» **Requirements**
Output all lines exactly.

── Excerpted data

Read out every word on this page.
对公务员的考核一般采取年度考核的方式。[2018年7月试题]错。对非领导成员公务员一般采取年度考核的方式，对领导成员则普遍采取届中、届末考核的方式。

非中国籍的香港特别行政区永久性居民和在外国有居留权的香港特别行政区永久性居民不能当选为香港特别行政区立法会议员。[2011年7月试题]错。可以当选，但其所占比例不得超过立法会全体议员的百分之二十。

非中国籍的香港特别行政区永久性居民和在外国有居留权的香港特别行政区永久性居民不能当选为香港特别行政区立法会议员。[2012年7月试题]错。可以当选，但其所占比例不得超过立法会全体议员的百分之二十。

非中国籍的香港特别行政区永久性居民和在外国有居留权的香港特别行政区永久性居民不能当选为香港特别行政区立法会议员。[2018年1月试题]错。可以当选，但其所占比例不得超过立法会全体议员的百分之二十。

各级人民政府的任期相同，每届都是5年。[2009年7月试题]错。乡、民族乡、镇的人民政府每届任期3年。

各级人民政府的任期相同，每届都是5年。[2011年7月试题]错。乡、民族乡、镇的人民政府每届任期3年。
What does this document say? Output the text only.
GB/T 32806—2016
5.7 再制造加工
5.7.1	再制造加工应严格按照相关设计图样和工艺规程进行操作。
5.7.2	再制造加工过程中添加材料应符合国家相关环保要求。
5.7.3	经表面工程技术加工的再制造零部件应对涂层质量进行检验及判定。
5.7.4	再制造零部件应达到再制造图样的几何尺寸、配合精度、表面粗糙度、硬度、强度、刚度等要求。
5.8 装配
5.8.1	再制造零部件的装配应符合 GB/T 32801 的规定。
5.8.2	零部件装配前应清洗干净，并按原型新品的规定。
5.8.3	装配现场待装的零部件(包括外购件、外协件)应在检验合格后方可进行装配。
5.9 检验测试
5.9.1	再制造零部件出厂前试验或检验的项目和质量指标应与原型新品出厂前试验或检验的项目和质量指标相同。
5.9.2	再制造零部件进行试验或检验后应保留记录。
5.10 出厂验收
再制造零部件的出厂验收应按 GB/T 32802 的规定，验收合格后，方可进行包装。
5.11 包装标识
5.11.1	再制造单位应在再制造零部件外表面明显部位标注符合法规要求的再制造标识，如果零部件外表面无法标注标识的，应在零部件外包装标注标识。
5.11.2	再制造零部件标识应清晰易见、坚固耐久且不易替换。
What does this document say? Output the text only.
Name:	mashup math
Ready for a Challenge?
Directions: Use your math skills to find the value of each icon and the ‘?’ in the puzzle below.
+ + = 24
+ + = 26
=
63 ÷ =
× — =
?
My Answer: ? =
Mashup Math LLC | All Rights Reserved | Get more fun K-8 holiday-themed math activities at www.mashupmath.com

────

» **Reply**
Read out every word on this page.
对公务员的考核一般采取年度考核的方式。[2018年7月试题]错。对非领导成员公务员一般采取年度考核的方式，对领导成员则普遍采取届中、届末考核的方式。

非中国籍的香港特别行政区永久性居民和在外国有居留权的香港特别行政区永久性居民不能当选为香港特别行政区立法会议员。[2011年7月试题]错。可以当选，但其所占比例不得超过立法会全体议员的百分之二十。

非中国籍的香港特别行政区永久性居民和在外国有居留权的香港特别行政区永久性居民不能当选为香港特别行政区立法会议员。[2012年7月试题]错。可以当选，但其所占比例不得超过立法会全体议员的百分之二十。

非中国籍的香港特别行政区永久性居民和在外国有居留权的香港特别行政区永久性居民不能当选为香港特别行政区立法会议员。[2018年1月试题]错。可以当选，但其所占比例不得超过立法会全体议员的百分之二十。

各级人民政府的任期相同，每届都是5年。[2009年7月试题]错。乡、民族乡、镇的人民政府每届任期3年。

各级人民政府的任期相同，每届都是5年。[2011年7月试题]错。乡、民族乡、镇的人民政府每届任期3年。
What does this document say? Output the text only.
GB/T 32806—2016
5.7 再制造加工
5.7.1	再制造加工应严格按照相关设计图样和工艺规程进行操作。
5.7.2	再制造加工过程中添加材料应符合国家相关环保要求。
5.7.3	经表面工程技术加工的再制造零部件应对涂层质量进行检验及判定。
5.7.4	再制造零部件应达到再制造图样的几何尺寸、配合精度、表面粗糙度、硬度、强度、刚度等要求。
5.8 装配
5.8.1	再制造零部件的装配应符合 GB/T 32801 的规定。
5.8.2	零部件装配前应清洗干净，并按原型新品的规定。
5.8.3	装配现场待装的零部件(包括外购件、外协件)应在检验合格后方可进行装配。
5.9 检验测试
5.9.1	再制造零部件出厂前试验或检验的项目和质量指标应与原型新品出厂前试验或检验的项目和质量指标相同。
5.9.2	再制造零部件进行试验或检验后应保留记录。
5.10 出厂验收
再制造零部件的出厂验收应按 GB/T 32802 的规定，验收合格后，方可进行包装。
5.11 包装标识
5.11.1	再制造单位应在再制造零部件外表面明显部位标注符合法规要求的再制造标识，如果零部件外表面无法标注标识的，应在零部件外包装标注标识。
5.11.2	再制造零部件标识应清晰易见、坚固耐久且不易替换。
What does this document say? Output the text only.
Name:	mashup math
Ready for a Challenge?
Directions: Use your math skills to find the value of each icon and the ‘?’ in the puzzle below.
+ + = 24
+ + = 26
=
63 ÷ =
× — =
?
My Answer: ? =
Mashup Math LLC | All Rights Reserved | Get more fun K-8 holiday-themed math activities at www.mashupmath.com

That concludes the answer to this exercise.